[Items listed in a dataset]
○ ○ ○ ○ ○ ○ ○

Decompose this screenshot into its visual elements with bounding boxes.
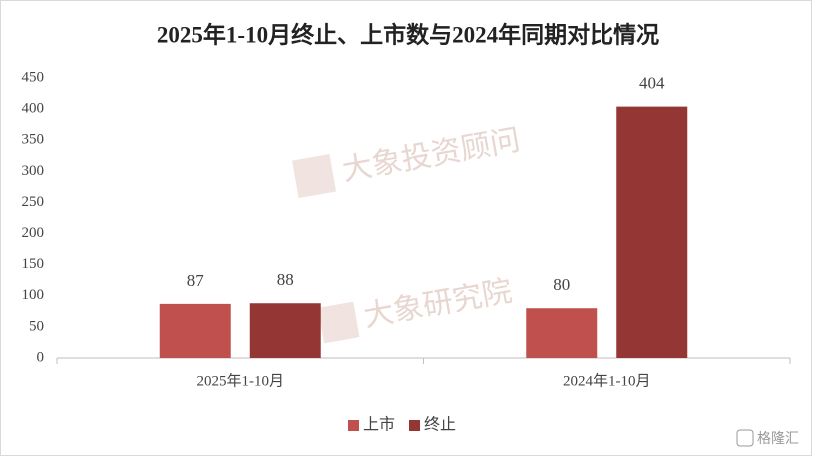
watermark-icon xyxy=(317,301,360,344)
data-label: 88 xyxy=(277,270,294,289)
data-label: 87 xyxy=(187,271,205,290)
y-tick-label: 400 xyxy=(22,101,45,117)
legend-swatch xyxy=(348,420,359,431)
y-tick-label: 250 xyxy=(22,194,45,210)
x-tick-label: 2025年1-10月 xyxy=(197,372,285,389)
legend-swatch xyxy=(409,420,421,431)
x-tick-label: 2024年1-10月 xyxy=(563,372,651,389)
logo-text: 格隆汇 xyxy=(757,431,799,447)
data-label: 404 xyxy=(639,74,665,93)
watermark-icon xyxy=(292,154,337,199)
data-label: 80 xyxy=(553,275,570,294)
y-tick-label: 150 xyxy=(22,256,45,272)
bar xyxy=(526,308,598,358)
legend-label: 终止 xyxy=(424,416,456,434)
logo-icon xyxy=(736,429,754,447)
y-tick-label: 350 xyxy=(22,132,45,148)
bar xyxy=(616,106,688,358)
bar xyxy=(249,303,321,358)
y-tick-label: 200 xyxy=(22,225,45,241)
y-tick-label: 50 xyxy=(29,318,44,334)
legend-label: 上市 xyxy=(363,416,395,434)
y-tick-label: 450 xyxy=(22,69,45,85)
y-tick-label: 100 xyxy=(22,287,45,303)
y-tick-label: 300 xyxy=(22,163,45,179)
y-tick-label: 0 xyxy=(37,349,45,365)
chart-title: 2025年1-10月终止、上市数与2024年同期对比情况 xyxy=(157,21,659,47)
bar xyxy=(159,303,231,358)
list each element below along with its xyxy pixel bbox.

○ ○ ○ ○ ○ ○ ○

[Set task] Reproduce every line of the listing above word for word, leaving the picture out of your output.

[Finished task]
Decompose this screenshot into its visual elements with bounding boxes.
watermark-icon xyxy=(317,301,360,344)
data-label: 88 xyxy=(277,270,294,289)
data-label: 87 xyxy=(187,271,205,290)
y-tick-label: 400 xyxy=(22,101,45,117)
legend-swatch xyxy=(348,420,359,431)
y-tick-label: 250 xyxy=(22,194,45,210)
x-tick-label: 2025年1-10月 xyxy=(197,372,285,389)
legend-swatch xyxy=(409,420,421,431)
x-tick-label: 2024年1-10月 xyxy=(563,372,651,389)
logo-text: 格隆汇 xyxy=(757,431,799,447)
data-label: 404 xyxy=(639,74,665,93)
watermark-icon xyxy=(292,154,337,199)
data-label: 80 xyxy=(553,275,570,294)
y-tick-label: 150 xyxy=(22,256,45,272)
bar xyxy=(526,308,598,358)
legend-label: 终止 xyxy=(424,416,456,434)
logo-icon xyxy=(736,429,754,447)
y-tick-label: 350 xyxy=(22,132,45,148)
bar xyxy=(616,106,688,358)
bar xyxy=(249,303,321,358)
y-tick-label: 200 xyxy=(22,225,45,241)
y-tick-label: 50 xyxy=(29,318,44,334)
legend-label: 上市 xyxy=(363,416,395,434)
y-tick-label: 450 xyxy=(22,69,45,85)
y-tick-label: 100 xyxy=(22,287,45,303)
y-tick-label: 300 xyxy=(22,163,45,179)
y-tick-label: 0 xyxy=(37,349,45,365)
chart-title: 2025年1-10月终止、上市数与2024年同期对比情况 xyxy=(157,21,659,47)
bar xyxy=(159,303,231,358)
list each element below along with its xyxy pixel bbox.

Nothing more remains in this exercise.